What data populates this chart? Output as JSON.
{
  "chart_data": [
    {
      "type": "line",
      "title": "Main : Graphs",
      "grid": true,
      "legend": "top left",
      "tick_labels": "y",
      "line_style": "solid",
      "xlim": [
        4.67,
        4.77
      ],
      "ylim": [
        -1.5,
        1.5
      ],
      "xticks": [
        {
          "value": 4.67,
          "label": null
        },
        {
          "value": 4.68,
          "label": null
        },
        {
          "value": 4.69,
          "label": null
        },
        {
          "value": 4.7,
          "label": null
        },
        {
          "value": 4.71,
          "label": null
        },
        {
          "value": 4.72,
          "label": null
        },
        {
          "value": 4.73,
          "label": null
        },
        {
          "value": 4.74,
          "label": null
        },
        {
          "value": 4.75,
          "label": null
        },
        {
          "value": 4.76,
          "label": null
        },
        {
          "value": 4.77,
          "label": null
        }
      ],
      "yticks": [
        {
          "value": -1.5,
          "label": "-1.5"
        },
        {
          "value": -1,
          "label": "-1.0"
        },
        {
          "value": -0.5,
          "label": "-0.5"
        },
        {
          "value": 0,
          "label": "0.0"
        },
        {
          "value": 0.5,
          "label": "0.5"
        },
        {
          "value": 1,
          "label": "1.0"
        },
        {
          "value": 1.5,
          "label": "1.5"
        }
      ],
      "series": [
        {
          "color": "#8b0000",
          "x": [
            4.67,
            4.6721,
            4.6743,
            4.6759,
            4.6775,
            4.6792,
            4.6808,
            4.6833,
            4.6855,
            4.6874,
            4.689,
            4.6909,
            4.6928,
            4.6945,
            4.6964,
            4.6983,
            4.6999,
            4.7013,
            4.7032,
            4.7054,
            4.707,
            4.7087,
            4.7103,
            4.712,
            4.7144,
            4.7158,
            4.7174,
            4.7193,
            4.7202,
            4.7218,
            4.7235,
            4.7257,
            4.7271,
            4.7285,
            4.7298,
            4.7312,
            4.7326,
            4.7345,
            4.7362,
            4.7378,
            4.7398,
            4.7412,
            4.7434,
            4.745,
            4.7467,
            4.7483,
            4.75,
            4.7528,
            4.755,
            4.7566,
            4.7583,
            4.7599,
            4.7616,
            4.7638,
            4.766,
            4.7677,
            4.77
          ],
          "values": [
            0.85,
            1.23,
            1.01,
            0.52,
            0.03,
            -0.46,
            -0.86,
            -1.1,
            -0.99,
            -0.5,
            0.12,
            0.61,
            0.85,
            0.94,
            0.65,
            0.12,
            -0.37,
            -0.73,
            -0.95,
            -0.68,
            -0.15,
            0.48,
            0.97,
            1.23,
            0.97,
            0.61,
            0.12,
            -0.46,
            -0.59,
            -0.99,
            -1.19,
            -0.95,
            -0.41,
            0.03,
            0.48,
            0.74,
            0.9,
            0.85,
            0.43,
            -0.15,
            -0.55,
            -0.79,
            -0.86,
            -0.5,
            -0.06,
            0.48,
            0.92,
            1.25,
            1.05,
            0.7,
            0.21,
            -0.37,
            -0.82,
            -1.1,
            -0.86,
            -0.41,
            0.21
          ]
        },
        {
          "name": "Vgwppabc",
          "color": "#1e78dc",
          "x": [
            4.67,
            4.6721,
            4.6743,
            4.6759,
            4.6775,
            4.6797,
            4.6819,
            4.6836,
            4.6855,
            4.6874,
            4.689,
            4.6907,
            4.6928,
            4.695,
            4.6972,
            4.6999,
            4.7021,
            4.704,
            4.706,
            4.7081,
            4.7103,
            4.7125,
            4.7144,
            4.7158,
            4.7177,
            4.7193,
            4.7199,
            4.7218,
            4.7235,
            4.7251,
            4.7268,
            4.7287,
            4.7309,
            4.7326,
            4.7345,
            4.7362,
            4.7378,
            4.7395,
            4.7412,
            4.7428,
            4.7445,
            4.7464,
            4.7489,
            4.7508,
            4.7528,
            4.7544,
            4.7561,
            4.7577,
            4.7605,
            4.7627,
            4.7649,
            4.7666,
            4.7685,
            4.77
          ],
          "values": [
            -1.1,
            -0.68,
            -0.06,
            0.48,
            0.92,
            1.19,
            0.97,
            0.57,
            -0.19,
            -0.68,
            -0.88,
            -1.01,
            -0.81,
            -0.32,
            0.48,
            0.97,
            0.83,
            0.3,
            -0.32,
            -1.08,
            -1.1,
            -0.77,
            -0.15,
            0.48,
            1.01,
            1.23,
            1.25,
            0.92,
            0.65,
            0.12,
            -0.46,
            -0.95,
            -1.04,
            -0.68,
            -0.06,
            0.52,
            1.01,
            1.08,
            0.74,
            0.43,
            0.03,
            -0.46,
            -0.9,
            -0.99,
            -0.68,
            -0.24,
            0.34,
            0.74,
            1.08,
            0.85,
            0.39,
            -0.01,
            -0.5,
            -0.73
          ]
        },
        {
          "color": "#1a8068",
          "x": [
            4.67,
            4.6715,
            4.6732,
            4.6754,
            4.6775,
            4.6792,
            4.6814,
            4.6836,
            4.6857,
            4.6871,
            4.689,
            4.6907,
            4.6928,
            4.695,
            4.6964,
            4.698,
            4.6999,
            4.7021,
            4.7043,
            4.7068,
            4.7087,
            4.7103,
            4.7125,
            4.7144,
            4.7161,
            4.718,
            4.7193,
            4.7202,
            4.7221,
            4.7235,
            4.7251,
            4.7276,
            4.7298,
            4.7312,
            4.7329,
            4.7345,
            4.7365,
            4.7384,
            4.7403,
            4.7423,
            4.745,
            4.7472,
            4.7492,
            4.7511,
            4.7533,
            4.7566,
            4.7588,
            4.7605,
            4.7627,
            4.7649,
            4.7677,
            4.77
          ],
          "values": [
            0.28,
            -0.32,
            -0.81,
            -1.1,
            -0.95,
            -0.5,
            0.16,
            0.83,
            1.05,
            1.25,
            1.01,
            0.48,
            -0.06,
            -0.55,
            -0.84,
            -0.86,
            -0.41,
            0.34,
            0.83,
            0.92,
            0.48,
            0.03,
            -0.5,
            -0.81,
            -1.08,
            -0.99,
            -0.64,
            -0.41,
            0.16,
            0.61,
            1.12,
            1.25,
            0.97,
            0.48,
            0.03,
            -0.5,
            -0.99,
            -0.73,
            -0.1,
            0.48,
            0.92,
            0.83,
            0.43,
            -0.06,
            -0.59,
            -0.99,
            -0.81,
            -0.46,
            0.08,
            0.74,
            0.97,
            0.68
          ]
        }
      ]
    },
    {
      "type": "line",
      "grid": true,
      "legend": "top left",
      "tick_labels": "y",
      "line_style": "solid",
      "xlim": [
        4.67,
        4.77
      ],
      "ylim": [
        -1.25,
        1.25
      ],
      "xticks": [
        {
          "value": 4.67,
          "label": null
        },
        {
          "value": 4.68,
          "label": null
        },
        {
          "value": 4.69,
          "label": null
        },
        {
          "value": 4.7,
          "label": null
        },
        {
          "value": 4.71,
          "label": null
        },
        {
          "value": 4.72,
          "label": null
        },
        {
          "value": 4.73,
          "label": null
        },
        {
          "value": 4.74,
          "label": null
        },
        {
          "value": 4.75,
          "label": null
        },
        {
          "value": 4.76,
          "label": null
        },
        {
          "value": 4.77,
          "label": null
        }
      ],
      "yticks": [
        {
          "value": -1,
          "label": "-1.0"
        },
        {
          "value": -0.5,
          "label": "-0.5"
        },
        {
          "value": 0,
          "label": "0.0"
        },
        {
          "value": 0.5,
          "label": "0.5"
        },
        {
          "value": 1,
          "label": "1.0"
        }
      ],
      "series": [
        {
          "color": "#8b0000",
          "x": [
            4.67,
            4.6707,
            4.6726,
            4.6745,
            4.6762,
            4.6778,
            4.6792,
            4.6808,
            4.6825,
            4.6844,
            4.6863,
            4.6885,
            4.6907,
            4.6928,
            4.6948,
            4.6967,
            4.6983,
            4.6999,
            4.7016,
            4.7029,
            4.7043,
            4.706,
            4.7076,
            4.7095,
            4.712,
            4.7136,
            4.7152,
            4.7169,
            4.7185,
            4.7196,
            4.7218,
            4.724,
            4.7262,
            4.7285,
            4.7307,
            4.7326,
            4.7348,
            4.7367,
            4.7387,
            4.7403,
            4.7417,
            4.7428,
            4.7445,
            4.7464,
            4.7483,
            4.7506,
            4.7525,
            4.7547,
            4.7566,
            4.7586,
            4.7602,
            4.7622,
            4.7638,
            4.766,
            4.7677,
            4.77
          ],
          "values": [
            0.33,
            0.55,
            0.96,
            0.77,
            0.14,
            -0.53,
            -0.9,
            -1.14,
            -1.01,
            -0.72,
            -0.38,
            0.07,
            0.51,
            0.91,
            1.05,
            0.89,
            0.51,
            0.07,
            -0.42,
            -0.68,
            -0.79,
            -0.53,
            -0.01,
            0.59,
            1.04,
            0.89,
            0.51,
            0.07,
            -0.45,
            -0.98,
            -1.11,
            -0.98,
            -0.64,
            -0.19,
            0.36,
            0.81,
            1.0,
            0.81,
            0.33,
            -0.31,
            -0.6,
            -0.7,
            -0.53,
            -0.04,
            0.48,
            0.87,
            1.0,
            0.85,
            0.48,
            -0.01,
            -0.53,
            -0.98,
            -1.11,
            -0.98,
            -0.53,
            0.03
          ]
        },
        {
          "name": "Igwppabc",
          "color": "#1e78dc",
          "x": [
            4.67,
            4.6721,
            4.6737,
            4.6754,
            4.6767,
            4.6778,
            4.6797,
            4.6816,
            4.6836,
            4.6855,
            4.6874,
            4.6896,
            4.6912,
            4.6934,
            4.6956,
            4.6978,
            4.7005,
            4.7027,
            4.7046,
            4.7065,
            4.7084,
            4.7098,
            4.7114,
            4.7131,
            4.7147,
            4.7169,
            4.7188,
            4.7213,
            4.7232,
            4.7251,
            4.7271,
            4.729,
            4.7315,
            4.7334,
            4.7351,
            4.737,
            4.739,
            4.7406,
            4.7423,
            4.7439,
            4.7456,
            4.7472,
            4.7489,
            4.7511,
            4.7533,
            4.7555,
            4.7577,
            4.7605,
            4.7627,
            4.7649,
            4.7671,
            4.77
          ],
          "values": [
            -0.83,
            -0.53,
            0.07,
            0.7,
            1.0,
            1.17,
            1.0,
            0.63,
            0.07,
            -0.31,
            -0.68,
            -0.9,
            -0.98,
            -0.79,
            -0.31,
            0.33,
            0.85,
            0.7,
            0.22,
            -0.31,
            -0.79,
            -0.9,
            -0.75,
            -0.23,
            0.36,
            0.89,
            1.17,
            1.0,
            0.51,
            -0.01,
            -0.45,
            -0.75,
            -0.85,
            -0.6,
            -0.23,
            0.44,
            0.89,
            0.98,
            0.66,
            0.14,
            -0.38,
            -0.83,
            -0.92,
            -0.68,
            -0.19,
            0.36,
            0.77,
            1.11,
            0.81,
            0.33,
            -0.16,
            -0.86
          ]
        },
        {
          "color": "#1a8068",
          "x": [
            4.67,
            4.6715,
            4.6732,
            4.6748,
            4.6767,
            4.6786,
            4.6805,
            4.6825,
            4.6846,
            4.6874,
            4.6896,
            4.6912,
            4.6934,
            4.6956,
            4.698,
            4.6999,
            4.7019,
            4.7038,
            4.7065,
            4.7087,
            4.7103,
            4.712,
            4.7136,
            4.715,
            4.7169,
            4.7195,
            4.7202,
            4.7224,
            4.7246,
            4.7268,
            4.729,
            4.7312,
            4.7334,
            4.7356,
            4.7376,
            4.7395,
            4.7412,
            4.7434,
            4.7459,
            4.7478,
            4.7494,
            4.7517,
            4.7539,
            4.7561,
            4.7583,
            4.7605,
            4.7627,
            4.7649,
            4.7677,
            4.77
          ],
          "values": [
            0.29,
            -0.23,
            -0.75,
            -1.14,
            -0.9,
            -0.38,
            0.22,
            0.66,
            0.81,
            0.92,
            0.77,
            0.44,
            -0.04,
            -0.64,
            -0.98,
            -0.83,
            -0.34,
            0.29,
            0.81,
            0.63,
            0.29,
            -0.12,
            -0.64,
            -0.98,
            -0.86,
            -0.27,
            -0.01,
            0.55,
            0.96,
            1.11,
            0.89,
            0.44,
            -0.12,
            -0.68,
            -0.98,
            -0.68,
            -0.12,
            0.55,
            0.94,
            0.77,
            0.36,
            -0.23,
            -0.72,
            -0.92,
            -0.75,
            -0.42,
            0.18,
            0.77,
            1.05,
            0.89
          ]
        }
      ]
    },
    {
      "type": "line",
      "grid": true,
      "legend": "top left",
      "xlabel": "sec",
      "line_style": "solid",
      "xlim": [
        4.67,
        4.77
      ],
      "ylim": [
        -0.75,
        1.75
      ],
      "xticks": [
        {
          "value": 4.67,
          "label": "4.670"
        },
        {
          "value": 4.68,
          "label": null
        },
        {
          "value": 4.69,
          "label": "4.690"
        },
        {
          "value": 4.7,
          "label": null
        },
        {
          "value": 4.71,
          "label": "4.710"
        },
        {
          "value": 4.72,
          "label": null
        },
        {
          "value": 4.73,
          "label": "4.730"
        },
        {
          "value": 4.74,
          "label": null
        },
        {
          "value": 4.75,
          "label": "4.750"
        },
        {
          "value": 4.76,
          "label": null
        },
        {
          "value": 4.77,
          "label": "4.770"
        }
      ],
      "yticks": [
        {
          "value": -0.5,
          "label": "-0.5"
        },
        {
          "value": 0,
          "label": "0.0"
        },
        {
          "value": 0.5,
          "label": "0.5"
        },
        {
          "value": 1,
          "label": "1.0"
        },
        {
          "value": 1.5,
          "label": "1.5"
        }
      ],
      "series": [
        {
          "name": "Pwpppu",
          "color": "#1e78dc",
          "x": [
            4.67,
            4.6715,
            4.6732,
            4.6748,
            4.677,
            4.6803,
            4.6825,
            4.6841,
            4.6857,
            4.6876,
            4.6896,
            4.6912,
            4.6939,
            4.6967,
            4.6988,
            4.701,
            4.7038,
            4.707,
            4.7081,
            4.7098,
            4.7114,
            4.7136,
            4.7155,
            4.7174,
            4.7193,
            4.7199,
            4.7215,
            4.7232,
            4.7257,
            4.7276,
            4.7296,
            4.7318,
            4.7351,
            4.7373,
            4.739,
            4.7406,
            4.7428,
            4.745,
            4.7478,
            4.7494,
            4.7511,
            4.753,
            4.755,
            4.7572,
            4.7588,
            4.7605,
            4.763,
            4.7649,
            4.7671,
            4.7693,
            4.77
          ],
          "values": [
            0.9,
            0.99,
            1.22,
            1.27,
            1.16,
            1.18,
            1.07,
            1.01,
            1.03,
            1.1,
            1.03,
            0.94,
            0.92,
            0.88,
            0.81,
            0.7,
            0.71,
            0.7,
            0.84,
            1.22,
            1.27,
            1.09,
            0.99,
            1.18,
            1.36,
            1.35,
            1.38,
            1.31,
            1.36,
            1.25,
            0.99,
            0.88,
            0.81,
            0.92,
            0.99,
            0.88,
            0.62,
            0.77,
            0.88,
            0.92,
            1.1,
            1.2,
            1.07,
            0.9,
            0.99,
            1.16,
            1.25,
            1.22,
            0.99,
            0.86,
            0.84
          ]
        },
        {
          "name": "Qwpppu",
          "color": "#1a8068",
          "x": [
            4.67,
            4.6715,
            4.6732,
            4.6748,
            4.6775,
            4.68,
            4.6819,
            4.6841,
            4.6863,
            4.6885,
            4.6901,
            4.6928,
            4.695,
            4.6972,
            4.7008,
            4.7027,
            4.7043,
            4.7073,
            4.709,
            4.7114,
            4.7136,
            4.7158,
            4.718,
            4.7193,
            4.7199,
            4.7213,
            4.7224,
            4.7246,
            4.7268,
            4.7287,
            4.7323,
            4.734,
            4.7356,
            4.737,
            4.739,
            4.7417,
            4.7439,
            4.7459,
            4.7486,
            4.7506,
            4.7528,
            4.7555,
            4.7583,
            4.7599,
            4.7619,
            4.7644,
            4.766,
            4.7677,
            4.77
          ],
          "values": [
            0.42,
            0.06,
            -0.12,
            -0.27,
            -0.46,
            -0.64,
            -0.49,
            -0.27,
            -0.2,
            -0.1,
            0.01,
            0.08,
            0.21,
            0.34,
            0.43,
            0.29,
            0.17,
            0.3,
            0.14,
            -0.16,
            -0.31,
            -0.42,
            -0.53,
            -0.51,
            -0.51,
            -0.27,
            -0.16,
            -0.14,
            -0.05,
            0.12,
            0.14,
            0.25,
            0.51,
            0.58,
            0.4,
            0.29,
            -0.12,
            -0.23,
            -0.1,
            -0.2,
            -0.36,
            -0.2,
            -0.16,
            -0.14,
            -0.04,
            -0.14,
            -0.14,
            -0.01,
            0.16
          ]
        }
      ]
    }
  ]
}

· · · · ·

Look through the data above. Find each line with the string "name" and copy it.

Output for this exercise:
          "name": "Vgwppabc",
          "name": "Igwppabc",
          "name": "Pwpppu",
          "name": "Qwpppu",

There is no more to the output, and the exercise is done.